**Work required:** Leave out the pictures and copy every record exactly.
═════ Provided data ═════
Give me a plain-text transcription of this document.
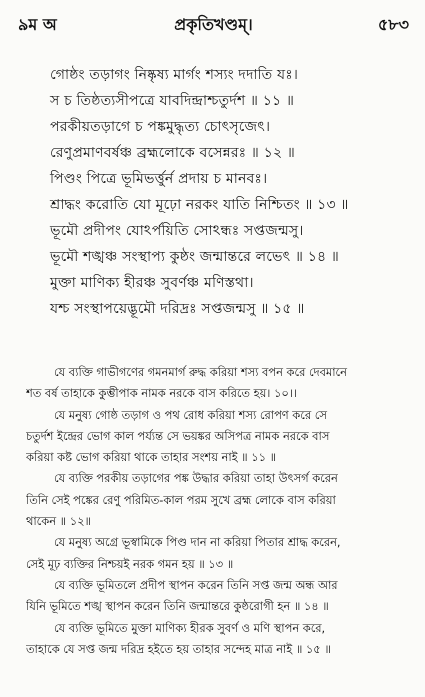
৯ম অ	প্রকৃতিখণ্ডম্।	৫৮৩
গোষ্ঠং তড়াগং নিষ্কৃষ্য মার্গং শস্যং দদাতি যঃ।
স চ তিষ্ঠত্যসীপত্রে যাবদিন্দ্রাশ্চতুর্দশ ॥ ১১ ॥
পরকীয়তড়াগে চ পঙ্কমুদ্ধৃত্য চোৎসৃজেৎ।
রেণুপ্রমাণবর্ষঞ্চ ব্রহ্মলোকে বসেন্নরঃ ॥ ১২ ॥
পিণ্ডং পিত্রে ভূমিভর্ত্তুর্ন প্রদায় চ মানবঃ।
শ্রাদ্ধং করোতি যো মূঢ়ো নরকং যাতি নিশ্চিতং ॥ ১৩ ॥
ভূমৌ প্রদীপং যোঽর্পয়িতি সোঽন্ধঃ সপ্তজন্মসু।
ভূমৌ শঙ্খঞ্চ সংস্থাপ্য কুষ্ঠং জন্মান্তরে লভেৎ ॥ ১৪ ॥
মুক্তা মাণিক্য হীরঞ্চ সুবর্ণঞ্চ মণিস্তথা।
যশ্চ সংস্থাপয়েদ্ভূমৌ দরিদ্রঃ সপ্তজন্মসু ॥ ১৫ ॥
যে ব্যক্তি গাভীগণের গমনমার্গ রুদ্ধ করিয়া শস্য বপন করে দেবমানে
শত বর্ষ তাহাকে কুম্ভীপাক নামক নরকে বাস করিতে হয়। ১০।।
যে মনুষ্য গোষ্ঠ তড়াগ ও পথ রোধ করিয়া শস্য রোপণ করে সে
চতুর্দশ ইন্দ্রের ভোগ কাল পর্য্যন্ত সে ভয়ঙ্কর অসিপত্র নামক নরকে বাস
করিয়া কষ্ট ভোগ করিয়া থাকে তাহার সংশয় নাই ॥ ১১ ॥
যে ব্যক্তি পরকীয় তড়াগের পঙ্ক উদ্ধার করিয়া তাহা উৎসর্গ করেন
তিনি সেই পঙ্কের রেণু পরিমিত-কাল পরম সুখে ব্রহ্ম লোকে বাস করিয়া
থাকেন ॥ ১২॥
যে মনুষ্য অগ্রে ভূস্বামিকে পিণ্ড দান না করিয়া পিতার শ্রাদ্ধ করেন,
সেই মূঢ় ব্যক্তির নিশ্চয়ই নরক গমন হয় ॥ ১৩ ॥
যে ব্যক্তি ভূমিতলে প্রদীপ স্থাপন করেন তিনি সপ্ত জন্ম অন্ধ আর
যিনি ভূমিতে শঙ্খ স্থাপন করেন তিনি জন্মান্তরে কুষ্ঠরোগী হন ॥ ১৪ ॥
যে ব্যক্তি ভূমিতে মুক্তা মাণিক্য হীরক সুবর্ণ ও মণি স্থাপন করে,
তাহাকে যে সপ্ত জন্ম দরিদ্র হইতে হয় তাহার সন্দেহ মাত্র নাই ॥ ১৫ ॥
═════
**Exercise response:**
Give me a plain-text transcription of this document.
৯ম অ	প্রকৃতিখণ্ডম্।	৫৮৩
গোষ্ঠং তড়াগং নিষ্কৃষ্য মার্গং শস্যং দদাতি যঃ।
স চ তিষ্ঠত্যসীপত্রে যাবদিন্দ্রাশ্চতুর্দশ ॥ ১১ ॥
পরকীয়তড়াগে চ পঙ্কমুদ্ধৃত্য চোৎসৃজেৎ।
রেণুপ্রমাণবর্ষঞ্চ ব্রহ্মলোকে বসেন্নরঃ ॥ ১২ ॥
পিণ্ডং পিত্রে ভূমিভর্ত্তুর্ন প্রদায় চ মানবঃ।
শ্রাদ্ধং করোতি যো মূঢ়ো নরকং যাতি নিশ্চিতং ॥ ১৩ ॥
ভূমৌ প্রদীপং যোঽর্পয়িতি সোঽন্ধঃ সপ্তজন্মসু।
ভূমৌ শঙ্খঞ্চ সংস্থাপ্য কুষ্ঠং জন্মান্তরে লভেৎ ॥ ১৪ ॥
মুক্তা মাণিক্য হীরঞ্চ সুবর্ণঞ্চ মণিস্তথা।
যশ্চ সংস্থাপয়েদ্ভূমৌ দরিদ্রঃ সপ্তজন্মসু ॥ ১৫ ॥
যে ব্যক্তি গাভীগণের গমনমার্গ রুদ্ধ করিয়া শস্য বপন করে দেবমানে
শত বর্ষ তাহাকে কুম্ভীপাক নামক নরকে বাস করিতে হয়। ১০।।
যে মনুষ্য গোষ্ঠ তড়াগ ও পথ রোধ করিয়া শস্য রোপণ করে সে
চতুর্দশ ইন্দ্রের ভোগ কাল পর্য্যন্ত সে ভয়ঙ্কর অসিপত্র নামক নরকে বাস
করিয়া কষ্ট ভোগ করিয়া থাকে তাহার সংশয় নাই ॥ ১১ ॥
যে ব্যক্তি পরকীয় তড়াগের পঙ্ক উদ্ধার করিয়া তাহা উৎসর্গ করেন
তিনি সেই পঙ্কের রেণু পরিমিত-কাল পরম সুখে ব্রহ্ম লোকে বাস করিয়া
থাকেন ॥ ১২॥
যে মনুষ্য অগ্রে ভূস্বামিকে পিণ্ড দান না করিয়া পিতার শ্রাদ্ধ করেন,
সেই মূঢ় ব্যক্তির নিশ্চয়ই নরক গমন হয় ॥ ১৩ ॥
যে ব্যক্তি ভূমিতলে প্রদীপ স্থাপন করেন তিনি সপ্ত জন্ম অন্ধ আর
যিনি ভূমিতে শঙ্খ স্থাপন করেন তিনি জন্মান্তরে কুষ্ঠরোগী হন ॥ ১৪ ॥
যে ব্যক্তি ভূমিতে মুক্তা মাণিক্য হীরক সুবর্ণ ও মণি স্থাপন করে,
তাহাকে যে সপ্ত জন্ম দরিদ্র হইতে হয় তাহার সন্দেহ মাত্র নাই ॥ ১৫ ॥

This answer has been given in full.